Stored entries
···

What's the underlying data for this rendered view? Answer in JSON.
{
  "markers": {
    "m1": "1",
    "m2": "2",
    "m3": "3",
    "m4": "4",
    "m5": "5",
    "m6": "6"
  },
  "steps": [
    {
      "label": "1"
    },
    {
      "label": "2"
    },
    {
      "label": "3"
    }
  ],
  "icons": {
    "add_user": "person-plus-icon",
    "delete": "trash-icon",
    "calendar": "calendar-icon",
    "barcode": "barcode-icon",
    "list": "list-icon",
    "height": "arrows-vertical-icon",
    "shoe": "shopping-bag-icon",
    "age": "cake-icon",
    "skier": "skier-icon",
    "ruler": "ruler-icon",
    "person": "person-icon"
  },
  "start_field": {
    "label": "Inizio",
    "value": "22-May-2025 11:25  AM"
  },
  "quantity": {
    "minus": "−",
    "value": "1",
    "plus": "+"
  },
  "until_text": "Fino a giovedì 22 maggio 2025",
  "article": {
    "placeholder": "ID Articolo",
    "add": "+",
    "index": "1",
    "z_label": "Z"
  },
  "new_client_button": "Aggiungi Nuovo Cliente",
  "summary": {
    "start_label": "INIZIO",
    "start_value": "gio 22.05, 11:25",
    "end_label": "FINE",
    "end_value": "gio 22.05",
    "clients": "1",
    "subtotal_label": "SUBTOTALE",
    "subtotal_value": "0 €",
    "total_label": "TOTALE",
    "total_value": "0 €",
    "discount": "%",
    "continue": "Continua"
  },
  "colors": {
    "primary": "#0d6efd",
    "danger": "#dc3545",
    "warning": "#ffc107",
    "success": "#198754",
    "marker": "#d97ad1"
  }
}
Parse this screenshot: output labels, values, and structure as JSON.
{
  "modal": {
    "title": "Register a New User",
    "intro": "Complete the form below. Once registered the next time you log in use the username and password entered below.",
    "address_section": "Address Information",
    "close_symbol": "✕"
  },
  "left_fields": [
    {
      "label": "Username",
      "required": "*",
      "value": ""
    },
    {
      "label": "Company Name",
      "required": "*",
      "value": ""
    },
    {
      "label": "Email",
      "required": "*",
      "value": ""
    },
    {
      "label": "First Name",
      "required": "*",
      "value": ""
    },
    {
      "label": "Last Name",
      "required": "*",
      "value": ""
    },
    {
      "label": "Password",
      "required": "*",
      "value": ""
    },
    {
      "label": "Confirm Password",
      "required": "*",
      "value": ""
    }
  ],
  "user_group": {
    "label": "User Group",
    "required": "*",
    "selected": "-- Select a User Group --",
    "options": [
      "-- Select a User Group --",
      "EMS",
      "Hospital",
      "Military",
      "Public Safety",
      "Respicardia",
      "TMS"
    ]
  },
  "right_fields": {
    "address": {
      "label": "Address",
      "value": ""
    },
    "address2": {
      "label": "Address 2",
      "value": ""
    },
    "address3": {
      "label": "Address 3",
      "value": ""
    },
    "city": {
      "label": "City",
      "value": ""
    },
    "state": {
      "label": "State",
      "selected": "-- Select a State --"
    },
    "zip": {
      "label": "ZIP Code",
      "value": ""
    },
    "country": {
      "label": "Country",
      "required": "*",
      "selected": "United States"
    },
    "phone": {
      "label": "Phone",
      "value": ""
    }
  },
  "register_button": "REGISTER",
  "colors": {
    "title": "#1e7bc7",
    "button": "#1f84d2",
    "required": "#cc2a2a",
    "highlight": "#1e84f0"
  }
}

···

*Objective*
Reproduce every line of the material above exactly.

*Solved exercise*
What's the underlying data for this rendered view? Answer in JSON.
{
  "markers": {
    "m1": "1",
    "m2": "2",
    "m3": "3",
    "m4": "4",
    "m5": "5",
    "m6": "6"
  },
  "steps": [
    {
      "label": "1"
    },
    {
      "label": "2"
    },
    {
      "label": "3"
    }
  ],
  "icons": {
    "add_user": "person-plus-icon",
    "delete": "trash-icon",
    "calendar": "calendar-icon",
    "barcode": "barcode-icon",
    "list": "list-icon",
    "height": "arrows-vertical-icon",
    "shoe": "shopping-bag-icon",
    "age": "cake-icon",
    "skier": "skier-icon",
    "ruler": "ruler-icon",
    "person": "person-icon"
  },
  "start_field": {
    "label": "Inizio",
    "value": "22-May-2025 11:25  AM"
  },
  "quantity": {
    "minus": "−",
    "value": "1",
    "plus": "+"
  },
  "until_text": "Fino a giovedì 22 maggio 2025",
  "article": {
    "placeholder": "ID Articolo",
    "add": "+",
    "index": "1",
    "z_label": "Z"
  },
  "new_client_button": "Aggiungi Nuovo Cliente",
  "summary": {
    "start_label": "INIZIO",
    "start_value": "gio 22.05, 11:25",
    "end_label": "FINE",
    "end_value": "gio 22.05",
    "clients": "1",
    "subtotal_label": "SUBTOTALE",
    "subtotal_value": "0 €",
    "total_label": "TOTALE",
    "total_value": "0 €",
    "discount": "%",
    "continue": "Continua"
  },
  "colors": {
    "primary": "#0d6efd",
    "danger": "#dc3545",
    "warning": "#ffc107",
    "success": "#198754",
    "marker": "#d97ad1"
  }
}
Parse this screenshot: output labels, values, and structure as JSON.
{
  "modal": {
    "title": "Register a New User",
    "intro": "Complete the form below. Once registered the next time you log in use the username and password entered below.",
    "address_section": "Address Information",
    "close_symbol": "✕"
  },
  "left_fields": [
    {
      "label": "Username",
      "required": "*",
      "value": ""
    },
    {
      "label": "Company Name",
      "required": "*",
      "value": ""
    },
    {
      "label": "Email",
      "required": "*",
      "value": ""
    },
    {
      "label": "First Name",
      "required": "*",
      "value": ""
    },
    {
      "label": "Last Name",
      "required": "*",
      "value": ""
    },
    {
      "label": "Password",
      "required": "*",
      "value": ""
    },
    {
      "label": "Confirm Password",
      "required": "*",
      "value": ""
    }
  ],
  "user_group": {
    "label": "User Group",
    "required": "*",
    "selected": "-- Select a User Group --",
    "options": [
      "-- Select a User Group --",
      "EMS",
      "Hospital",
      "Military",
      "Public Safety",
      "Respicardia",
      "TMS"
    ]
  },
  "right_fields": {
    "address": {
      "label": "Address",
      "value": ""
    },
    "address2": {
      "label": "Address 2",
      "value": ""
    },
    "address3": {
      "label": "Address 3",
      "value": ""
    },
    "city": {
      "label": "City",
      "value": ""
    },
    "state": {
      "label": "State",
      "selected": "-- Select a State --"
    },
    "zip": {
      "label": "ZIP Code",
      "value": ""
    },
    "country": {
      "label": "Country",
      "required": "*",
      "selected": "United States"
    },
    "phone": {
      "label": "Phone",
      "value": ""
    }
  },
  "register_button": "REGISTER",
  "colors": {
    "title": "#1e7bc7",
    "button": "#1f84d2",
    "required": "#cc2a2a",
    "highlight": "#1e84f0"
  }
}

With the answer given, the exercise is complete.